Some records
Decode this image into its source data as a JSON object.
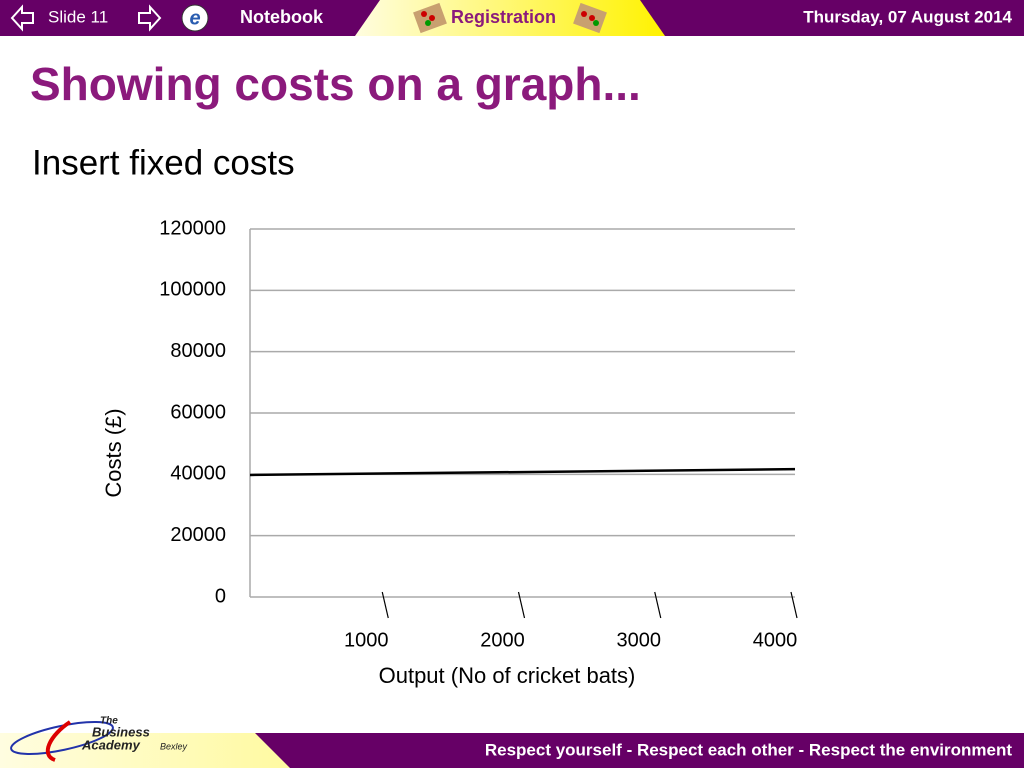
{
  "header": {
    "slide": "Slide 11",
    "notebook": "Notebook",
    "registration": "Registration",
    "date": "Thursday, 07 August 2014"
  },
  "title": "Showing costs on a graph...",
  "subtitle": "Insert fixed costs",
  "chart_data": {
    "type": "line",
    "x": [
      0,
      4000
    ],
    "values": [
      39800,
      41700
    ],
    "color": "#000000",
    "xlim": [
      0,
      4000
    ],
    "xticks": [
      1000,
      2000,
      3000,
      4000
    ],
    "ylim": [
      0,
      120000
    ],
    "yticks": [
      0,
      20000,
      40000,
      60000,
      80000,
      100000,
      120000
    ],
    "grid": true,
    "x_label": "Output (No of cricket bats)",
    "y_label": "Costs (£)"
  },
  "logo": {
    "line1": "The",
    "line2": "Business",
    "line3": "Academy",
    "line4": "Bexley"
  },
  "footer": "Respect yourself - Respect each other - Respect the environment"
}
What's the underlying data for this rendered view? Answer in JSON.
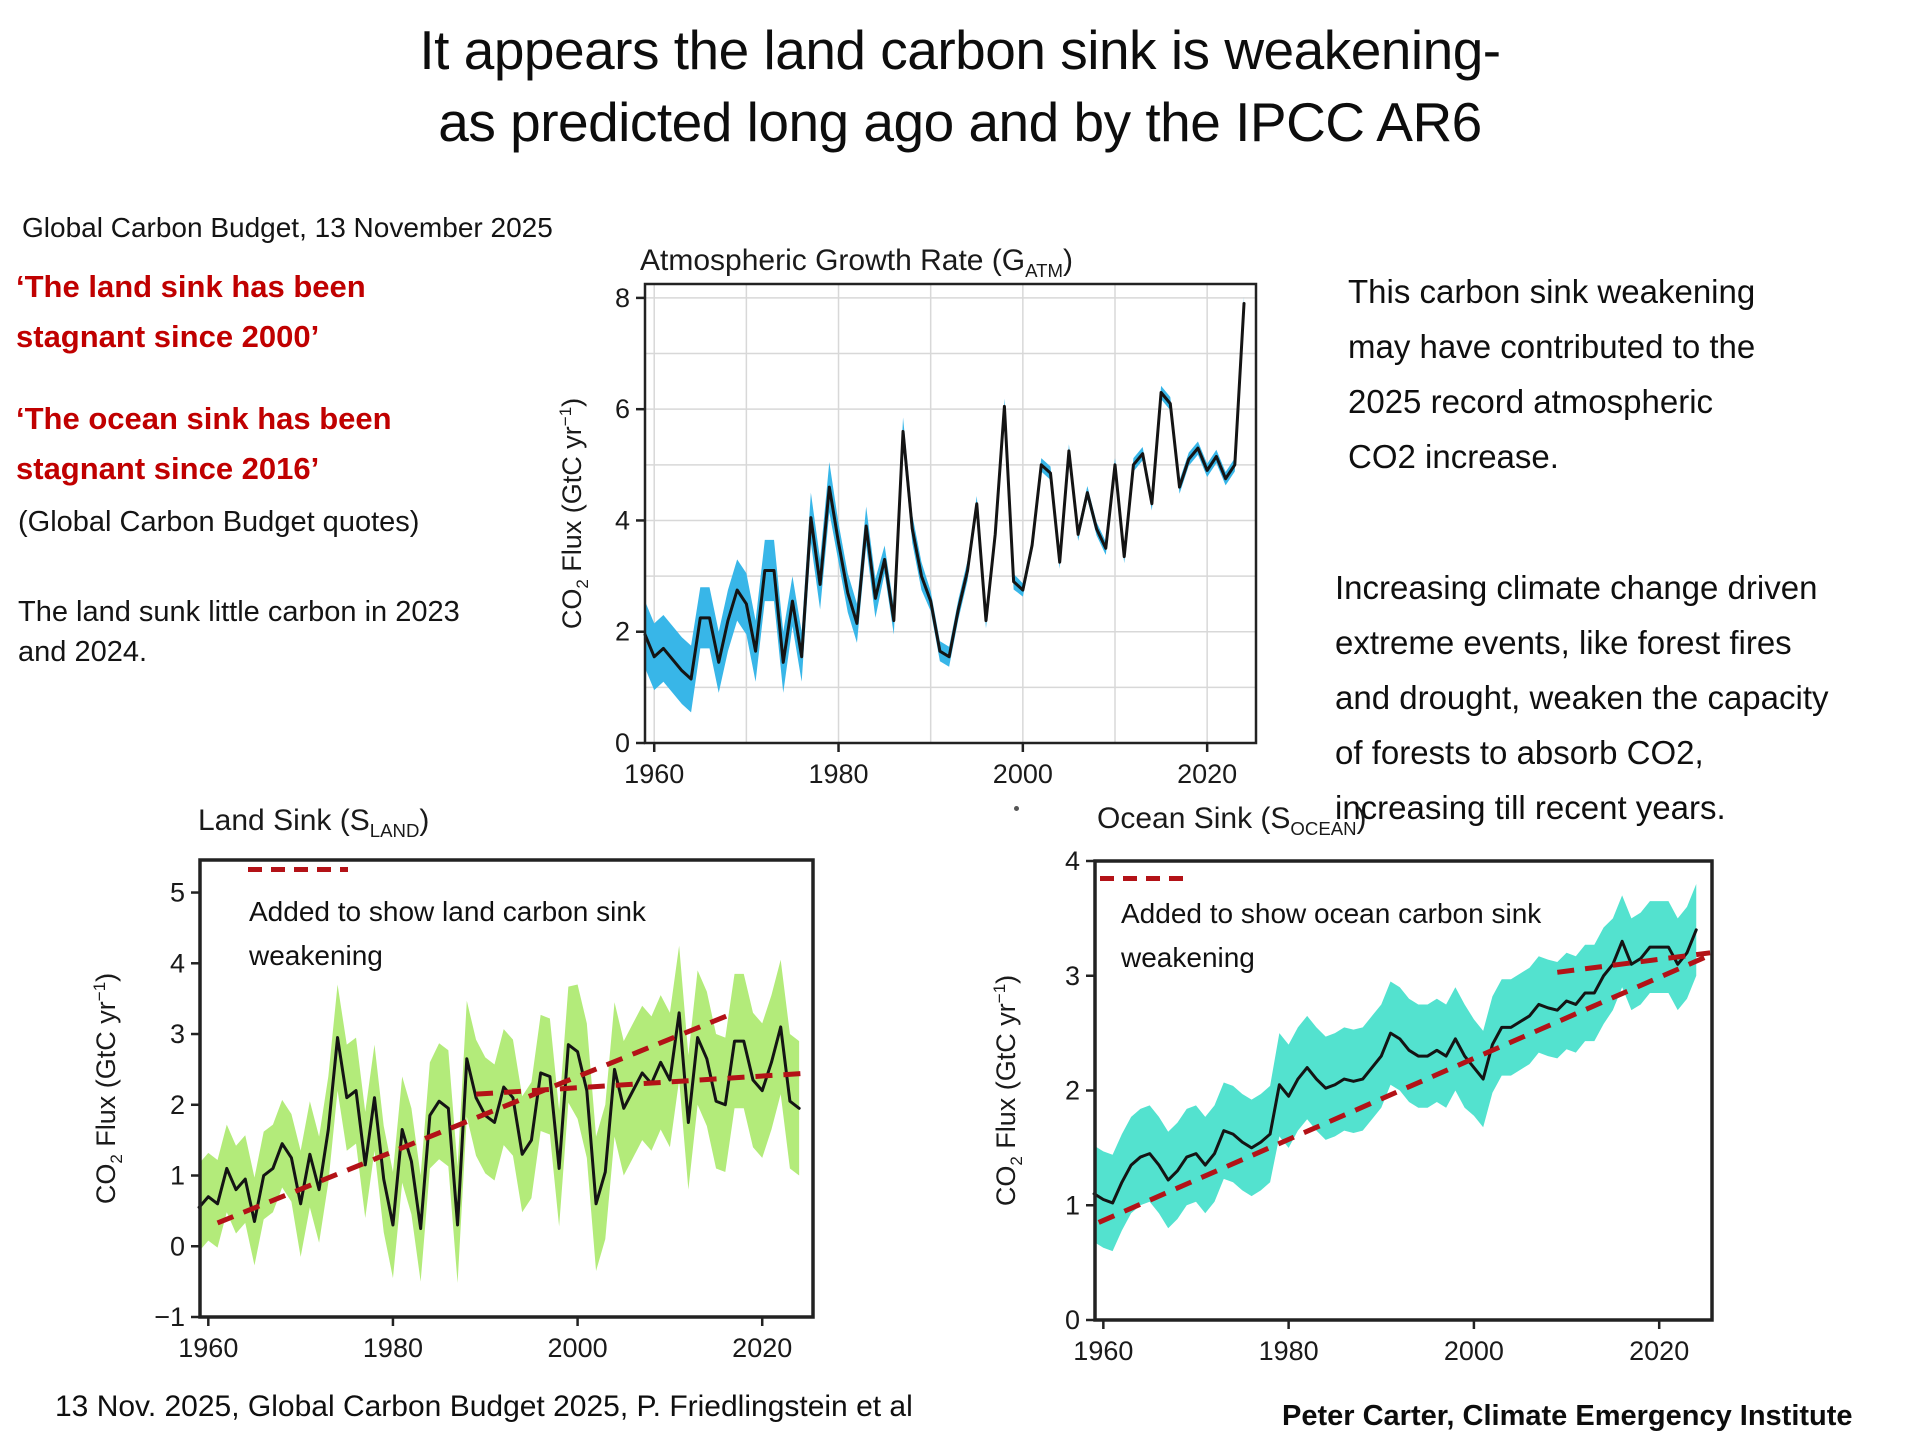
{
  "title": "It appears the land carbon sink is weakening-\nas predicted long ago and by the IPCC AR6",
  "left_column": {
    "source": "Global Carbon Budget, 13 November 2025",
    "quote_land": "‘The land sink has been\n stagnant since 2000’",
    "quote_ocean": "‘The ocean sink has been\nstagnant since 2016’",
    "quotes_note": "(Global Carbon Budget quotes)",
    "land_note": "The land sunk little carbon in 2023\nand 2024."
  },
  "right_column": {
    "para1": "This carbon sink weakening\nmay have contributed to the\n2025 record atmospheric\nCO2 increase.",
    "para2": "Increasing climate change driven\nextreme events, like forest fires\nand drought, weaken the capacity\nof forests to absorb CO2,\nincreasing till recent years."
  },
  "footer": {
    "source": "13 Nov. 2025, Global Carbon Budget 2025, P. Friedlingstein et al",
    "credit": "Peter Carter, Climate Emergency Institute"
  },
  "colors": {
    "quote_red": "#c00000",
    "trend_red": "#b31217",
    "line": "#141414",
    "gatm_band": "#38b6e8",
    "land_band": "#b3eb7a",
    "ocean_band": "#53e2cf",
    "grid": "#d8d8d8",
    "axis": "#222222"
  },
  "chart_data": [
    {
      "id": "gatm",
      "type": "line",
      "title_parts": [
        {
          "t": "Atmospheric Growth Rate (G"
        },
        {
          "t": "ATM",
          "sub": true
        },
        {
          "t": ")"
        }
      ],
      "ylabel_parts": [
        {
          "t": "CO"
        },
        {
          "t": "2",
          "sub": true
        },
        {
          "t": " Flux (GtC yr"
        },
        {
          "t": "−1",
          "sup": true
        },
        {
          "t": ")"
        }
      ],
      "x_ticks": [
        1960,
        1980,
        2000,
        2020
      ],
      "y_ticks": [
        0,
        2,
        4,
        6,
        8
      ],
      "x_range": [
        1959,
        2025.3
      ],
      "y_range": [
        0,
        8.25
      ],
      "grid": true,
      "band_color": "#38b6e8",
      "year_start": 1959,
      "values": [
        1.95,
        1.55,
        1.7,
        1.5,
        1.3,
        1.15,
        2.25,
        2.25,
        1.45,
        2.2,
        2.75,
        2.5,
        1.65,
        3.1,
        3.1,
        1.45,
        2.55,
        1.55,
        4.05,
        2.85,
        4.6,
        3.6,
        2.7,
        2.15,
        3.9,
        2.6,
        3.3,
        2.2,
        5.6,
        3.85,
        3.0,
        2.55,
        1.65,
        1.55,
        2.4,
        3.1,
        4.3,
        2.2,
        3.75,
        6.05,
        2.9,
        2.75,
        3.55,
        5.0,
        4.85,
        3.25,
        5.25,
        3.75,
        4.5,
        3.85,
        3.5,
        5.0,
        3.35,
        5.0,
        5.2,
        4.3,
        6.3,
        6.1,
        4.6,
        5.1,
        5.3,
        4.9,
        5.15,
        4.75,
        5.0,
        7.9
      ],
      "band": [
        0.6,
        0.6,
        0.6,
        0.6,
        0.6,
        0.6,
        0.55,
        0.55,
        0.55,
        0.55,
        0.55,
        0.55,
        0.55,
        0.55,
        0.55,
        0.55,
        0.45,
        0.45,
        0.45,
        0.45,
        0.45,
        0.35,
        0.35,
        0.35,
        0.35,
        0.35,
        0.25,
        0.25,
        0.25,
        0.25,
        0.25,
        0.18,
        0.18,
        0.18,
        0.18,
        0.18,
        0.14,
        0.14,
        0.14,
        0.14,
        0.14,
        0.12,
        0.12,
        0.12,
        0.12,
        0.12,
        0.12,
        0.12,
        0.12,
        0.12,
        0.12,
        0.12,
        0.12,
        0.12,
        0.12,
        0.12,
        0.12,
        0.12,
        0.12,
        0.12,
        0.12,
        0.12,
        0.12,
        0.12,
        0.12,
        0.12
      ],
      "trend_lines": [],
      "annotation": null
    },
    {
      "id": "land",
      "type": "line",
      "title_parts": [
        {
          "t": "Land Sink (S"
        },
        {
          "t": "LAND",
          "sub": true
        },
        {
          "t": ")"
        }
      ],
      "ylabel_parts": [
        {
          "t": "CO"
        },
        {
          "t": "2",
          "sub": true
        },
        {
          "t": " Flux (GtC yr"
        },
        {
          "t": "−1",
          "sup": true
        },
        {
          "t": ")"
        }
      ],
      "x_ticks": [
        1960,
        1980,
        2000,
        2020
      ],
      "y_ticks": [
        -1,
        0,
        1,
        2,
        3,
        4,
        5
      ],
      "x_range": [
        1959.1,
        2025.5
      ],
      "y_range": [
        -1,
        5.46
      ],
      "grid": false,
      "band_color": "#b3eb7a",
      "year_start": 1959,
      "values": [
        0.55,
        0.7,
        0.6,
        1.1,
        0.8,
        0.95,
        0.35,
        1.0,
        1.1,
        1.45,
        1.25,
        0.6,
        1.3,
        0.8,
        1.65,
        2.95,
        2.1,
        2.2,
        1.15,
        2.1,
        0.95,
        0.3,
        1.65,
        1.2,
        0.25,
        1.85,
        2.05,
        1.95,
        0.3,
        2.65,
        2.1,
        1.85,
        1.75,
        2.25,
        2.1,
        1.3,
        1.5,
        2.45,
        2.4,
        1.1,
        2.85,
        2.75,
        2.2,
        0.6,
        1.05,
        2.5,
        1.95,
        2.2,
        2.45,
        2.3,
        2.6,
        2.35,
        3.3,
        1.75,
        2.95,
        2.65,
        2.05,
        2.0,
        2.9,
        2.9,
        2.35,
        2.2,
        2.6,
        3.1,
        2.05,
        1.95
      ],
      "band": [
        0.62,
        0.62,
        0.62,
        0.62,
        0.62,
        0.62,
        0.62,
        0.62,
        0.62,
        0.62,
        0.62,
        0.75,
        0.75,
        0.75,
        0.75,
        0.75,
        0.75,
        0.75,
        0.75,
        0.75,
        0.75,
        0.75,
        0.75,
        0.75,
        0.75,
        0.75,
        0.82,
        0.82,
        0.82,
        0.82,
        0.82,
        0.82,
        0.82,
        0.82,
        0.82,
        0.82,
        0.82,
        0.82,
        0.82,
        0.82,
        0.82,
        0.95,
        0.95,
        0.95,
        0.95,
        0.95,
        0.95,
        0.95,
        0.95,
        0.95,
        0.95,
        0.95,
        0.95,
        0.95,
        0.95,
        0.95,
        0.95,
        0.95,
        0.95,
        0.95,
        0.95,
        0.95,
        0.95,
        0.95,
        0.95,
        0.95
      ],
      "trend_lines": [
        {
          "from": [
            1961,
            0.33
          ],
          "to": [
            2017,
            3.3
          ]
        },
        {
          "from": [
            1989,
            2.15
          ],
          "to": [
            2025.3,
            2.45
          ]
        }
      ],
      "annotation": "Added to show land carbon sink\nweakening"
    },
    {
      "id": "ocean",
      "type": "line",
      "title_parts": [
        {
          "t": "Ocean Sink (S"
        },
        {
          "t": "OCEAN",
          "sub": true
        },
        {
          "t": ")"
        }
      ],
      "ylabel_parts": [
        {
          "t": "CO"
        },
        {
          "t": "2",
          "sub": true
        },
        {
          "t": " Flux (GtC yr"
        },
        {
          "t": "−1",
          "sup": true
        },
        {
          "t": ")"
        }
      ],
      "x_ticks": [
        1960,
        1980,
        2000,
        2020
      ],
      "y_ticks": [
        0,
        1,
        2,
        3,
        4
      ],
      "x_range": [
        1959.1,
        2025.7
      ],
      "y_range": [
        0,
        4.0
      ],
      "grid": false,
      "band_color": "#53e2cf",
      "year_start": 1959,
      "values": [
        1.1,
        1.05,
        1.02,
        1.2,
        1.35,
        1.42,
        1.45,
        1.35,
        1.22,
        1.3,
        1.42,
        1.45,
        1.35,
        1.45,
        1.65,
        1.62,
        1.55,
        1.5,
        1.55,
        1.62,
        2.05,
        1.95,
        2.1,
        2.2,
        2.1,
        2.02,
        2.05,
        2.1,
        2.08,
        2.1,
        2.2,
        2.3,
        2.5,
        2.45,
        2.35,
        2.3,
        2.3,
        2.35,
        2.3,
        2.45,
        2.3,
        2.2,
        2.1,
        2.4,
        2.55,
        2.55,
        2.6,
        2.65,
        2.75,
        2.72,
        2.7,
        2.78,
        2.75,
        2.85,
        2.85,
        3.0,
        3.1,
        3.3,
        3.1,
        3.15,
        3.25,
        3.25,
        3.25,
        3.1,
        3.2,
        3.4
      ],
      "band": [
        0.42,
        0.42,
        0.42,
        0.42,
        0.42,
        0.42,
        0.42,
        0.42,
        0.42,
        0.42,
        0.42,
        0.42,
        0.42,
        0.42,
        0.42,
        0.42,
        0.42,
        0.42,
        0.42,
        0.42,
        0.45,
        0.45,
        0.45,
        0.45,
        0.45,
        0.45,
        0.45,
        0.45,
        0.45,
        0.45,
        0.45,
        0.45,
        0.45,
        0.45,
        0.45,
        0.45,
        0.45,
        0.45,
        0.45,
        0.45,
        0.45,
        0.42,
        0.42,
        0.42,
        0.42,
        0.42,
        0.42,
        0.42,
        0.42,
        0.42,
        0.42,
        0.42,
        0.42,
        0.42,
        0.42,
        0.42,
        0.4,
        0.4,
        0.4,
        0.4,
        0.4,
        0.4,
        0.4,
        0.4,
        0.4,
        0.4
      ],
      "trend_lines": [
        {
          "from": [
            1959.5,
            0.85
          ],
          "to": [
            2025.5,
            3.18
          ]
        },
        {
          "from": [
            2009,
            3.03
          ],
          "to": [
            2025.5,
            3.2
          ]
        }
      ],
      "annotation": "Added to show ocean carbon sink\nweakening"
    }
  ]
}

» Objective:
Scan the listing above for the word "since" and copy every line that holds it.

» Response for this exercise:
    "quote_land": "‘The land sink has been\n stagnant since 2000’",
    "quote_ocean": "‘The ocean sink has been\nstagnant since 2016’",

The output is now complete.